■ Task statement:
Every line of the data must be copied exactly.

>> Begin Records for this exercise

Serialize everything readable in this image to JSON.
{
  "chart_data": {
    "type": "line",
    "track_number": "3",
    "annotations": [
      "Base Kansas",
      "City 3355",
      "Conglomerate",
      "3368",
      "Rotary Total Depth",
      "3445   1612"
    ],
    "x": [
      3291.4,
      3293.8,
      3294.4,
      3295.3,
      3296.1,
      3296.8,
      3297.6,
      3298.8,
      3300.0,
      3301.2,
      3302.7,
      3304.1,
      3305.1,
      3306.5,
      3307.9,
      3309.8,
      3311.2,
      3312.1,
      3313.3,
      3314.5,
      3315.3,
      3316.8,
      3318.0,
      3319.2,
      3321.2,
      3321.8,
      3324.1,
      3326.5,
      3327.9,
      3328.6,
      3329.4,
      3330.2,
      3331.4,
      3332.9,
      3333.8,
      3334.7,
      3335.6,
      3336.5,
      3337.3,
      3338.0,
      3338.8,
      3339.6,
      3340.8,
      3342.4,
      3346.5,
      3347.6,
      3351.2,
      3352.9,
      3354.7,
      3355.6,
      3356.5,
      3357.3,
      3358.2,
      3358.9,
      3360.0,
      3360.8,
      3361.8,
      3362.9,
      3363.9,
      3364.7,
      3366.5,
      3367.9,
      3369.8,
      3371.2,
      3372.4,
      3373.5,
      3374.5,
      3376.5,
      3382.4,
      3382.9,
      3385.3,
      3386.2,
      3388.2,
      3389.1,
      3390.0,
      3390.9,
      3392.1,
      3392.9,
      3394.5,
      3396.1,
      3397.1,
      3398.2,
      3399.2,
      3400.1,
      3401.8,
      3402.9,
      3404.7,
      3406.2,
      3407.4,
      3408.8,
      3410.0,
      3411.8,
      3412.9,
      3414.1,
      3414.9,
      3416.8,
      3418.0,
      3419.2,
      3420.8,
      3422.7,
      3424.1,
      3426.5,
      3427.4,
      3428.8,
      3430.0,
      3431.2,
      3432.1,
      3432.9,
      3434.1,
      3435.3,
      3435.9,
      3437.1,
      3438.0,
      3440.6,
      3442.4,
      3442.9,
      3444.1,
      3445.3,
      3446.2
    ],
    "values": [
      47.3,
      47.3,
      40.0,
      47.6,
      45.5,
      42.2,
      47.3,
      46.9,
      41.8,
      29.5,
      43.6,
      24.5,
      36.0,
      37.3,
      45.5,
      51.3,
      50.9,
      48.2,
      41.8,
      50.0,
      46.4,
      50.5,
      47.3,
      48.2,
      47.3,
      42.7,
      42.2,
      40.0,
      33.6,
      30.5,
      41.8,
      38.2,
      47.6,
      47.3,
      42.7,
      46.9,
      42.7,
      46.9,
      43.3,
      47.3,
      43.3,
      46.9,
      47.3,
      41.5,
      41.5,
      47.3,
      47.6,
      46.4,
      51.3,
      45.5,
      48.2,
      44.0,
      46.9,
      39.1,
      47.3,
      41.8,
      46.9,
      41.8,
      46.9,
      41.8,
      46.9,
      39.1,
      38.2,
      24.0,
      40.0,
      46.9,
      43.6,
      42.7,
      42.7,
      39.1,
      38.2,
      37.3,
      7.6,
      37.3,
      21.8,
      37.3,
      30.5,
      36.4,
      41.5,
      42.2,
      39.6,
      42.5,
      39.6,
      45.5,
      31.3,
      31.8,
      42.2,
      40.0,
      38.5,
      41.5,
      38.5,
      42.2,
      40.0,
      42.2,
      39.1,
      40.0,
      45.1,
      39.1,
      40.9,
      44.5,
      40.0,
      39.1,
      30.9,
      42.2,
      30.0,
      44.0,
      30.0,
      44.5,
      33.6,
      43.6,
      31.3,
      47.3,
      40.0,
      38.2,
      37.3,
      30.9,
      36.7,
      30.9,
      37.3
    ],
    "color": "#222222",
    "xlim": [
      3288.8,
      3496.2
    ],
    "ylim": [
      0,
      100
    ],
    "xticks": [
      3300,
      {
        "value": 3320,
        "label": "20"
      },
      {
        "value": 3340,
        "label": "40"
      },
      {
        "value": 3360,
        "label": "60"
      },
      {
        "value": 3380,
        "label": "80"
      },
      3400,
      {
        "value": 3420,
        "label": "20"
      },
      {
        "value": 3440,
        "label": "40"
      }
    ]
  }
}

>> End Records for this exercise

■ Correct output:
Serialize everything readable in this image to JSON.
{
  "chart_data": {
    "type": "line",
    "track_number": "3",
    "annotations": [
      "Base Kansas",
      "City 3355",
      "Conglomerate",
      "3368",
      "Rotary Total Depth",
      "3445   1612"
    ],
    "x": [
      3291.4,
      3293.8,
      3294.4,
      3295.3,
      3296.1,
      3296.8,
      3297.6,
      3298.8,
      3300.0,
      3301.2,
      3302.7,
      3304.1,
      3305.1,
      3306.5,
      3307.9,
      3309.8,
      3311.2,
      3312.1,
      3313.3,
      3314.5,
      3315.3,
      3316.8,
      3318.0,
      3319.2,
      3321.2,
      3321.8,
      3324.1,
      3326.5,
      3327.9,
      3328.6,
      3329.4,
      3330.2,
      3331.4,
      3332.9,
      3333.8,
      3334.7,
      3335.6,
      3336.5,
      3337.3,
      3338.0,
      3338.8,
      3339.6,
      3340.8,
      3342.4,
      3346.5,
      3347.6,
      3351.2,
      3352.9,
      3354.7,
      3355.6,
      3356.5,
      3357.3,
      3358.2,
      3358.9,
      3360.0,
      3360.8,
      3361.8,
      3362.9,
      3363.9,
      3364.7,
      3366.5,
      3367.9,
      3369.8,
      3371.2,
      3372.4,
      3373.5,
      3374.5,
      3376.5,
      3382.4,
      3382.9,
      3385.3,
      3386.2,
      3388.2,
      3389.1,
      3390.0,
      3390.9,
      3392.1,
      3392.9,
      3394.5,
      3396.1,
      3397.1,
      3398.2,
      3399.2,
      3400.1,
      3401.8,
      3402.9,
      3404.7,
      3406.2,
      3407.4,
      3408.8,
      3410.0,
      3411.8,
      3412.9,
      3414.1,
      3414.9,
      3416.8,
      3418.0,
      3419.2,
      3420.8,
      3422.7,
      3424.1,
      3426.5,
      3427.4,
      3428.8,
      3430.0,
      3431.2,
      3432.1,
      3432.9,
      3434.1,
      3435.3,
      3435.9,
      3437.1,
      3438.0,
      3440.6,
      3442.4,
      3442.9,
      3444.1,
      3445.3,
      3446.2
    ],
    "values": [
      47.3,
      47.3,
      40.0,
      47.6,
      45.5,
      42.2,
      47.3,
      46.9,
      41.8,
      29.5,
      43.6,
      24.5,
      36.0,
      37.3,
      45.5,
      51.3,
      50.9,
      48.2,
      41.8,
      50.0,
      46.4,
      50.5,
      47.3,
      48.2,
      47.3,
      42.7,
      42.2,
      40.0,
      33.6,
      30.5,
      41.8,
      38.2,
      47.6,
      47.3,
      42.7,
      46.9,
      42.7,
      46.9,
      43.3,
      47.3,
      43.3,
      46.9,
      47.3,
      41.5,
      41.5,
      47.3,
      47.6,
      46.4,
      51.3,
      45.5,
      48.2,
      44.0,
      46.9,
      39.1,
      47.3,
      41.8,
      46.9,
      41.8,
      46.9,
      41.8,
      46.9,
      39.1,
      38.2,
      24.0,
      40.0,
      46.9,
      43.6,
      42.7,
      42.7,
      39.1,
      38.2,
      37.3,
      7.6,
      37.3,
      21.8,
      37.3,
      30.5,
      36.4,
      41.5,
      42.2,
      39.6,
      42.5,
      39.6,
      45.5,
      31.3,
      31.8,
      42.2,
      40.0,
      38.5,
      41.5,
      38.5,
      42.2,
      40.0,
      42.2,
      39.1,
      40.0,
      45.1,
      39.1,
      40.9,
      44.5,
      40.0,
      39.1,
      30.9,
      42.2,
      30.0,
      44.0,
      30.0,
      44.5,
      33.6,
      43.6,
      31.3,
      47.3,
      40.0,
      38.2,
      37.3,
      30.9,
      36.7,
      30.9,
      37.3
    ],
    "color": "#222222",
    "xlim": [
      3288.8,
      3496.2
    ],
    "ylim": [
      0,
      100
    ],
    "xticks": [
      3300,
      {
        "value": 3320,
        "label": "20"
      },
      {
        "value": 3340,
        "label": "40"
      },
      {
        "value": 3360,
        "label": "60"
      },
      {
        "value": 3380,
        "label": "80"
      },
      3400,
      {
        "value": 3420,
        "label": "20"
      },
      {
        "value": 3440,
        "label": "40"
      }
    ]
  }
}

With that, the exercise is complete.